Challenge = All the data should be repeated exactly. Any image in it is left out.
— BEGIN Data supplied —
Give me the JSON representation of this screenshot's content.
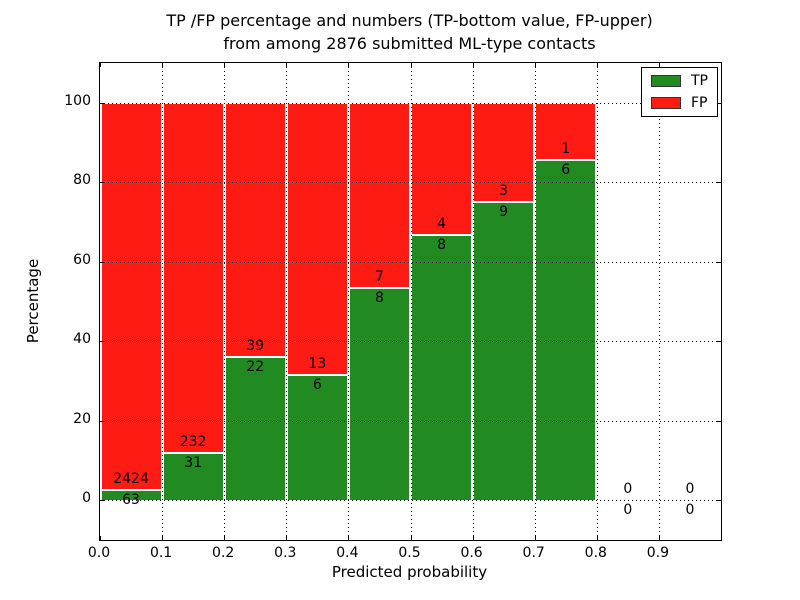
{
  "figure": {
    "title_line1": "TP /FP percentage and numbers (TP-bottom value, FP-upper)",
    "title_line2": "from among 2876 submitted ML-type contacts",
    "xlabel": "Predicted probability",
    "ylabel": "Percentage"
  },
  "legend": {
    "position": "upper right",
    "items": [
      {
        "label": "TP",
        "color": "#218a21"
      },
      {
        "label": "FP",
        "color": "#fe1b14"
      }
    ]
  },
  "chart_data": {
    "type": "bar",
    "stacked": true,
    "normalized_to_percent": true,
    "title": "TP /FP percentage and numbers (TP-bottom value, FP-upper) from among 2876 submitted ML-type contacts",
    "xlabel": "Predicted probability",
    "ylabel": "Percentage",
    "total_contacts": 2876,
    "xlim": [
      0.0,
      1.0
    ],
    "ylim": [
      -10,
      110
    ],
    "x_tick_labels": [
      "0.0",
      "0.1",
      "0.2",
      "0.3",
      "0.4",
      "0.5",
      "0.6",
      "0.7",
      "0.8",
      "0.9"
    ],
    "x_tick_values": [
      0.0,
      0.1,
      0.2,
      0.3,
      0.4,
      0.5,
      0.6,
      0.7,
      0.8,
      0.9
    ],
    "y_tick_values": [
      0,
      20,
      40,
      60,
      80,
      100
    ],
    "grid": "dotted, both axes, drawn above bars",
    "legend_position": "upper right",
    "colors": {
      "tp": "#218a21",
      "fp": "#fe1b14",
      "bar_edge": "#ffffff"
    },
    "series_order_note": "TP green on bottom, FP red stacked above to 100%",
    "bins": [
      {
        "x_range": [
          0.0,
          0.1
        ],
        "tp": 63,
        "fp": 2424,
        "tp_pct": 2.5,
        "fp_pct": 97.5
      },
      {
        "x_range": [
          0.1,
          0.2
        ],
        "tp": 31,
        "fp": 232,
        "tp_pct": 11.8,
        "fp_pct": 88.2
      },
      {
        "x_range": [
          0.2,
          0.3
        ],
        "tp": 22,
        "fp": 39,
        "tp_pct": 36.1,
        "fp_pct": 63.9
      },
      {
        "x_range": [
          0.3,
          0.4
        ],
        "tp": 6,
        "fp": 13,
        "tp_pct": 31.6,
        "fp_pct": 68.4
      },
      {
        "x_range": [
          0.4,
          0.5
        ],
        "tp": 8,
        "fp": 7,
        "tp_pct": 53.3,
        "fp_pct": 46.7
      },
      {
        "x_range": [
          0.5,
          0.6
        ],
        "tp": 8,
        "fp": 4,
        "tp_pct": 66.7,
        "fp_pct": 33.3
      },
      {
        "x_range": [
          0.6,
          0.7
        ],
        "tp": 9,
        "fp": 3,
        "tp_pct": 75.0,
        "fp_pct": 25.0
      },
      {
        "x_range": [
          0.7,
          0.8
        ],
        "tp": 6,
        "fp": 1,
        "tp_pct": 85.7,
        "fp_pct": 14.3
      },
      {
        "x_range": [
          0.8,
          0.9
        ],
        "tp": 0,
        "fp": 0,
        "tp_pct": 0,
        "fp_pct": 0
      },
      {
        "x_range": [
          0.9,
          1.0
        ],
        "tp": 0,
        "fp": 0,
        "tp_pct": 0,
        "fp_pct": 0
      }
    ]
  }
}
— END Data supplied —
Complete response =
Give me the JSON representation of this screenshot's content.
{
  "figure": {
    "title_line1": "TP /FP percentage and numbers (TP-bottom value, FP-upper)",
    "title_line2": "from among 2876 submitted ML-type contacts",
    "xlabel": "Predicted probability",
    "ylabel": "Percentage"
  },
  "legend": {
    "position": "upper right",
    "items": [
      {
        "label": "TP",
        "color": "#218a21"
      },
      {
        "label": "FP",
        "color": "#fe1b14"
      }
    ]
  },
  "chart_data": {
    "type": "bar",
    "stacked": true,
    "normalized_to_percent": true,
    "title": "TP /FP percentage and numbers (TP-bottom value, FP-upper) from among 2876 submitted ML-type contacts",
    "xlabel": "Predicted probability",
    "ylabel": "Percentage",
    "total_contacts": 2876,
    "xlim": [
      0.0,
      1.0
    ],
    "ylim": [
      -10,
      110
    ],
    "x_tick_labels": [
      "0.0",
      "0.1",
      "0.2",
      "0.3",
      "0.4",
      "0.5",
      "0.6",
      "0.7",
      "0.8",
      "0.9"
    ],
    "x_tick_values": [
      0.0,
      0.1,
      0.2,
      0.3,
      0.4,
      0.5,
      0.6,
      0.7,
      0.8,
      0.9
    ],
    "y_tick_values": [
      0,
      20,
      40,
      60,
      80,
      100
    ],
    "grid": "dotted, both axes, drawn above bars",
    "legend_position": "upper right",
    "colors": {
      "tp": "#218a21",
      "fp": "#fe1b14",
      "bar_edge": "#ffffff"
    },
    "series_order_note": "TP green on bottom, FP red stacked above to 100%",
    "bins": [
      {
        "x_range": [
          0.0,
          0.1
        ],
        "tp": 63,
        "fp": 2424,
        "tp_pct": 2.5,
        "fp_pct": 97.5
      },
      {
        "x_range": [
          0.1,
          0.2
        ],
        "tp": 31,
        "fp": 232,
        "tp_pct": 11.8,
        "fp_pct": 88.2
      },
      {
        "x_range": [
          0.2,
          0.3
        ],
        "tp": 22,
        "fp": 39,
        "tp_pct": 36.1,
        "fp_pct": 63.9
      },
      {
        "x_range": [
          0.3,
          0.4
        ],
        "tp": 6,
        "fp": 13,
        "tp_pct": 31.6,
        "fp_pct": 68.4
      },
      {
        "x_range": [
          0.4,
          0.5
        ],
        "tp": 8,
        "fp": 7,
        "tp_pct": 53.3,
        "fp_pct": 46.7
      },
      {
        "x_range": [
          0.5,
          0.6
        ],
        "tp": 8,
        "fp": 4,
        "tp_pct": 66.7,
        "fp_pct": 33.3
      },
      {
        "x_range": [
          0.6,
          0.7
        ],
        "tp": 9,
        "fp": 3,
        "tp_pct": 75.0,
        "fp_pct": 25.0
      },
      {
        "x_range": [
          0.7,
          0.8
        ],
        "tp": 6,
        "fp": 1,
        "tp_pct": 85.7,
        "fp_pct": 14.3
      },
      {
        "x_range": [
          0.8,
          0.9
        ],
        "tp": 0,
        "fp": 0,
        "tp_pct": 0,
        "fp_pct": 0
      },
      {
        "x_range": [
          0.9,
          1.0
        ],
        "tp": 0,
        "fp": 0,
        "tp_pct": 0,
        "fp_pct": 0
      }
    ]
  }
}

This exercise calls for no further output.